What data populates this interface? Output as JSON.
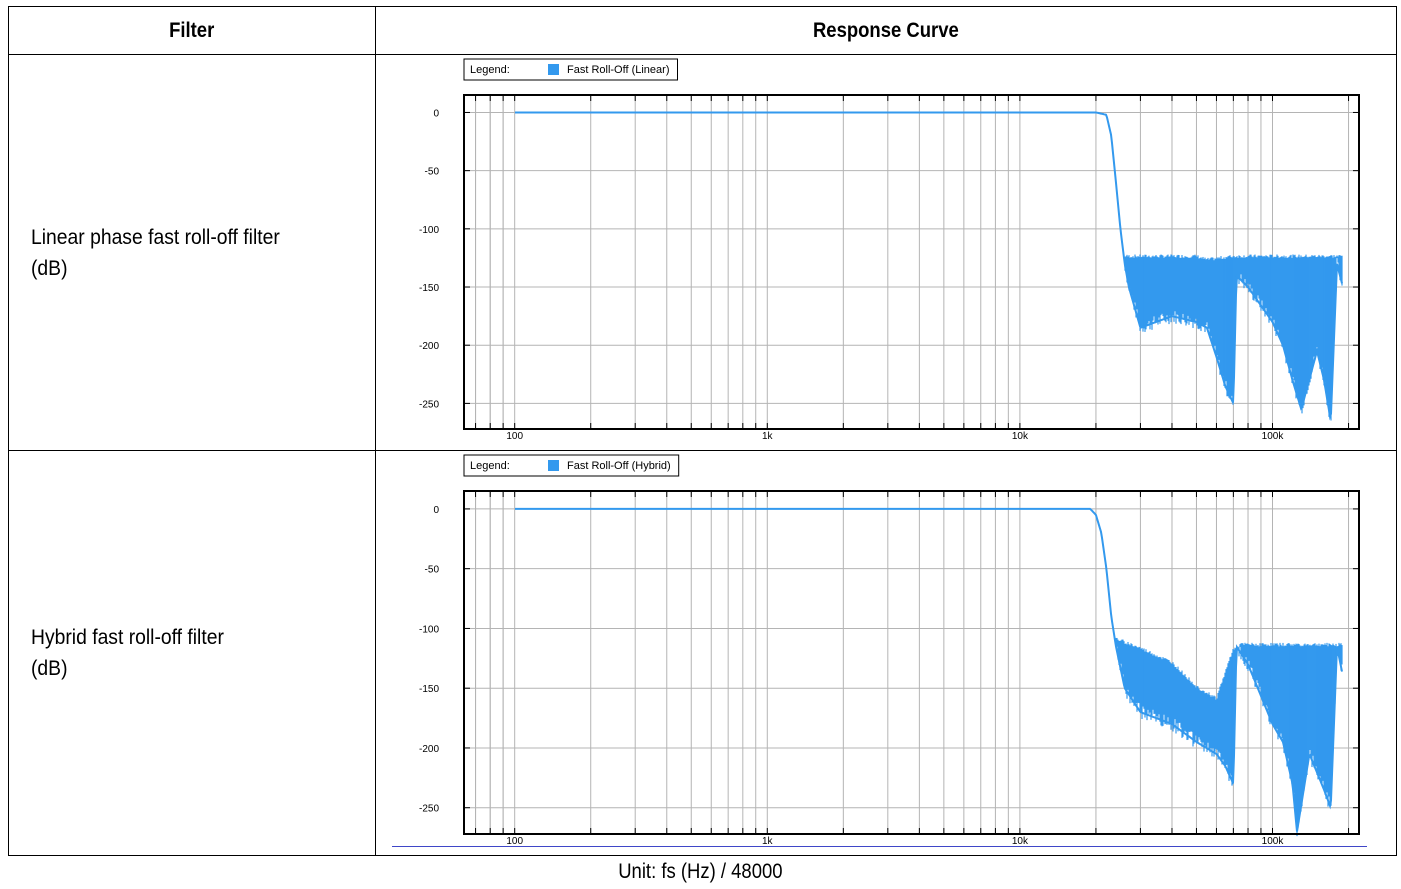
{
  "table": {
    "header_filter": "Filter",
    "header_response": "Response Curve",
    "rows": [
      {
        "filter_line1": "Linear phase fast roll-off filter",
        "filter_line2": "(dB)"
      },
      {
        "filter_line1": "Hybrid fast roll-off filter",
        "filter_line2": "(dB)"
      }
    ]
  },
  "unit_note": "Unit: fs (Hz) / 48000",
  "colors": {
    "series": "#3399ee",
    "grid": "#b4b4b4",
    "frame": "#000000",
    "rule": "#3f46c8"
  },
  "chart_data": [
    {
      "type": "line",
      "legend_label": "Legend:",
      "legend_placement": "top-left",
      "x_scale": "log",
      "xlim": [
        63,
        220000
      ],
      "ylim": [
        -272,
        15
      ],
      "x_ticks": [
        100,
        1000,
        10000,
        100000
      ],
      "x_tick_labels": [
        "100",
        "1k",
        "10k",
        "100k"
      ],
      "y_ticks": [
        0,
        -50,
        -100,
        -150,
        -200,
        -250
      ],
      "y_tick_labels": [
        "0",
        "-50",
        "-100",
        "-150",
        "-200",
        "-250"
      ],
      "grid": true,
      "series": [
        {
          "name": "Fast Roll-Off (Linear)",
          "x": [
            100,
            1000,
            10000,
            20000,
            22000,
            23000,
            24000,
            25000,
            26000,
            27000,
            30000,
            40000,
            50000,
            55000,
            60000,
            65000,
            70000,
            72000,
            80000,
            100000,
            110000,
            120000,
            130000,
            150000,
            160000,
            170000,
            180000,
            190000
          ],
          "y": [
            0,
            0,
            0,
            0,
            -2,
            -20,
            -60,
            -100,
            -130,
            -150,
            -185,
            -175,
            -180,
            -185,
            -210,
            -235,
            -250,
            -140,
            -150,
            -180,
            -200,
            -230,
            -255,
            -205,
            -230,
            -265,
            -130,
            -150
          ],
          "band_x": [
            26000,
            30000,
            40000,
            50000,
            55000,
            70000,
            75000,
            100000,
            110000,
            180000,
            190000
          ],
          "band_top": [
            -125,
            -125,
            -125,
            -125,
            -128,
            -125,
            -125,
            -125,
            -125,
            -125,
            -125
          ]
        }
      ]
    },
    {
      "type": "line",
      "legend_label": "Legend:",
      "legend_placement": "top-left",
      "x_scale": "log",
      "xlim": [
        63,
        220000
      ],
      "ylim": [
        -272,
        15
      ],
      "x_ticks": [
        100,
        1000,
        10000,
        100000
      ],
      "x_tick_labels": [
        "100",
        "1k",
        "10k",
        "100k"
      ],
      "y_ticks": [
        0,
        -50,
        -100,
        -150,
        -200,
        -250
      ],
      "y_tick_labels": [
        "0",
        "-50",
        "-100",
        "-150",
        "-200",
        "-250"
      ],
      "grid": true,
      "series": [
        {
          "name": "Fast Roll-Off (Hybrid)",
          "x": [
            100,
            1000,
            10000,
            19000,
            20000,
            21000,
            22000,
            23000,
            24000,
            26000,
            30000,
            40000,
            50000,
            60000,
            65000,
            70000,
            72000,
            80000,
            100000,
            110000,
            120000,
            125000,
            140000,
            160000,
            170000,
            180000,
            190000
          ],
          "y": [
            0,
            0,
            0,
            0,
            -5,
            -20,
            -50,
            -90,
            -115,
            -150,
            -170,
            -180,
            -195,
            -205,
            -215,
            -230,
            -115,
            -130,
            -180,
            -195,
            -230,
            -270,
            -205,
            -235,
            -250,
            -115,
            -140
          ],
          "band_x": [
            24000,
            30000,
            40000,
            50000,
            60000,
            70000,
            75000,
            100000,
            110000,
            180000,
            190000
          ],
          "band_top": [
            -110,
            -118,
            -130,
            -150,
            -160,
            -118,
            -115,
            -115,
            -115,
            -115,
            -115
          ]
        }
      ]
    }
  ]
}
---+---
Work to do:
In your copy, leave out the pictures and reproduce the material above exactly.

Response to this exercise:
What data populates this interface? Output as JSON.
{
  "table": {
    "header_filter": "Filter",
    "header_response": "Response Curve",
    "rows": [
      {
        "filter_line1": "Linear phase fast roll-off filter",
        "filter_line2": "(dB)"
      },
      {
        "filter_line1": "Hybrid fast roll-off filter",
        "filter_line2": "(dB)"
      }
    ]
  },
  "unit_note": "Unit: fs (Hz) / 48000",
  "colors": {
    "series": "#3399ee",
    "grid": "#b4b4b4",
    "frame": "#000000",
    "rule": "#3f46c8"
  },
  "chart_data": [
    {
      "type": "line",
      "legend_label": "Legend:",
      "legend_placement": "top-left",
      "x_scale": "log",
      "xlim": [
        63,
        220000
      ],
      "ylim": [
        -272,
        15
      ],
      "x_ticks": [
        100,
        1000,
        10000,
        100000
      ],
      "x_tick_labels": [
        "100",
        "1k",
        "10k",
        "100k"
      ],
      "y_ticks": [
        0,
        -50,
        -100,
        -150,
        -200,
        -250
      ],
      "y_tick_labels": [
        "0",
        "-50",
        "-100",
        "-150",
        "-200",
        "-250"
      ],
      "grid": true,
      "series": [
        {
          "name": "Fast Roll-Off (Linear)",
          "x": [
            100,
            1000,
            10000,
            20000,
            22000,
            23000,
            24000,
            25000,
            26000,
            27000,
            30000,
            40000,
            50000,
            55000,
            60000,
            65000,
            70000,
            72000,
            80000,
            100000,
            110000,
            120000,
            130000,
            150000,
            160000,
            170000,
            180000,
            190000
          ],
          "y": [
            0,
            0,
            0,
            0,
            -2,
            -20,
            -60,
            -100,
            -130,
            -150,
            -185,
            -175,
            -180,
            -185,
            -210,
            -235,
            -250,
            -140,
            -150,
            -180,
            -200,
            -230,
            -255,
            -205,
            -230,
            -265,
            -130,
            -150
          ],
          "band_x": [
            26000,
            30000,
            40000,
            50000,
            55000,
            70000,
            75000,
            100000,
            110000,
            180000,
            190000
          ],
          "band_top": [
            -125,
            -125,
            -125,
            -125,
            -128,
            -125,
            -125,
            -125,
            -125,
            -125,
            -125
          ]
        }
      ]
    },
    {
      "type": "line",
      "legend_label": "Legend:",
      "legend_placement": "top-left",
      "x_scale": "log",
      "xlim": [
        63,
        220000
      ],
      "ylim": [
        -272,
        15
      ],
      "x_ticks": [
        100,
        1000,
        10000,
        100000
      ],
      "x_tick_labels": [
        "100",
        "1k",
        "10k",
        "100k"
      ],
      "y_ticks": [
        0,
        -50,
        -100,
        -150,
        -200,
        -250
      ],
      "y_tick_labels": [
        "0",
        "-50",
        "-100",
        "-150",
        "-200",
        "-250"
      ],
      "grid": true,
      "series": [
        {
          "name": "Fast Roll-Off (Hybrid)",
          "x": [
            100,
            1000,
            10000,
            19000,
            20000,
            21000,
            22000,
            23000,
            24000,
            26000,
            30000,
            40000,
            50000,
            60000,
            65000,
            70000,
            72000,
            80000,
            100000,
            110000,
            120000,
            125000,
            140000,
            160000,
            170000,
            180000,
            190000
          ],
          "y": [
            0,
            0,
            0,
            0,
            -5,
            -20,
            -50,
            -90,
            -115,
            -150,
            -170,
            -180,
            -195,
            -205,
            -215,
            -230,
            -115,
            -130,
            -180,
            -195,
            -230,
            -270,
            -205,
            -235,
            -250,
            -115,
            -140
          ],
          "band_x": [
            24000,
            30000,
            40000,
            50000,
            60000,
            70000,
            75000,
            100000,
            110000,
            180000,
            190000
          ],
          "band_top": [
            -110,
            -118,
            -130,
            -150,
            -160,
            -118,
            -115,
            -115,
            -115,
            -115,
            -115
          ]
        }
      ]
    }
  ]
}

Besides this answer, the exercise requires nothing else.